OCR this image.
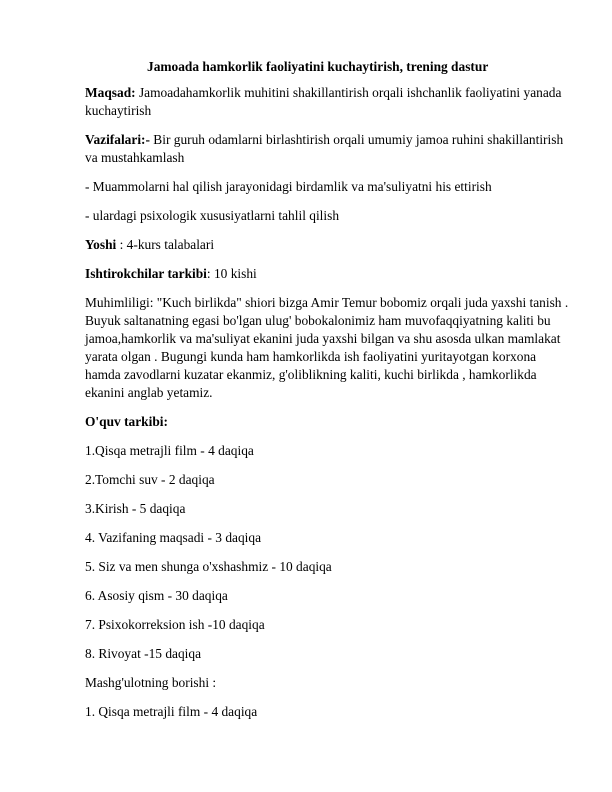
Jamoada hamkorlik faoliyatini kuchaytirish, trening dastur

Maqsad: Jamoadahamkorlik muhitini shakillantirish orqali ishchanlik faoliyatini yanada kuchaytirish

Vazifalari:- Bir guruh odamlarni birlashtirish orqali umumiy jamoa ruhini shakillantirish va mustahkamlash

- Muammolarni hal qilish jarayonidagi birdamlik va ma'suliyatni his ettirish

- ulardagi psixologik xususiyatlarni tahlil qilish

Yoshi : 4-kurs talabalari

Ishtirokchilar tarkibi: 10 kishi

Muhimliligi: "Kuch birlikda" shiori bizga Amir Temur bobomiz orqali juda yaxshi tanish . Buyuk saltanatning egasi bo'lgan ulug' bobokalonimiz ham muvofaqqiyatning kaliti bu jamoa,hamkorlik va ma'suliyat ekanini juda yaxshi bilgan va shu asosda ulkan mamlakat yarata olgan . Bugungi kunda ham hamkorlikda ish faoliyatini yuritayotgan korxona hamda zavodlarni kuzatar ekanmiz, g'oliblikning kaliti, kuchi birlikda , hamkorlikda ekanini anglab yetamiz.

O'quv tarkibi:

1.Qisqa metrajli film - 4 daqiqa
2.Tomchi suv - 2 daqiqa
3.Kirish - 5 daqiqa
4. Vazifaning maqsadi - 3 daqiqa
5. Siz va men shunga o'xshashmiz - 10 daqiqa
6. Asosiy qism - 30 daqiqa
7. Psixokorreksion ish -10 daqiqa
8. Rivoyat -15 daqiqa
Mashg'ulotning borishi :
1. Qisqa metrajli film - 4 daqiqa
========
#### [Exercise directions]
Copy the whole listing above word for word but do not carry over the pictures.

#### [Result for this task]
OCR this image.
Jamoada hamkorlik faoliyatini kuchaytirish, trening dastur

Maqsad: Jamoadahamkorlik muhitini shakillantirish orqali ishchanlik faoliyatini yanada kuchaytirish

Vazifalari:- Bir guruh odamlarni birlashtirish orqali umumiy jamoa ruhini shakillantirish va mustahkamlash

- Muammolarni hal qilish jarayonidagi birdamlik va ma'suliyatni his ettirish

- ulardagi psixologik xususiyatlarni tahlil qilish

Yoshi : 4-kurs talabalari

Ishtirokchilar tarkibi: 10 kishi

Muhimliligi: "Kuch birlikda" shiori bizga Amir Temur bobomiz orqali juda yaxshi tanish . Buyuk saltanatning egasi bo'lgan ulug' bobokalonimiz ham muvofaqqiyatning kaliti bu jamoa,hamkorlik va ma'suliyat ekanini juda yaxshi bilgan va shu asosda ulkan mamlakat yarata olgan . Bugungi kunda ham hamkorlikda ish faoliyatini yuritayotgan korxona hamda zavodlarni kuzatar ekanmiz, g'oliblikning kaliti, kuchi birlikda , hamkorlikda ekanini anglab yetamiz.

O'quv tarkibi:

1.Qisqa metrajli film - 4 daqiqa
2.Tomchi suv - 2 daqiqa
3.Kirish - 5 daqiqa
4. Vazifaning maqsadi - 3 daqiqa
5. Siz va men shunga o'xshashmiz - 10 daqiqa
6. Asosiy qism - 30 daqiqa
7. Psixokorreksion ish -10 daqiqa
8. Rivoyat -15 daqiqa
Mashg'ulotning borishi :
1. Qisqa metrajli film - 4 daqiqa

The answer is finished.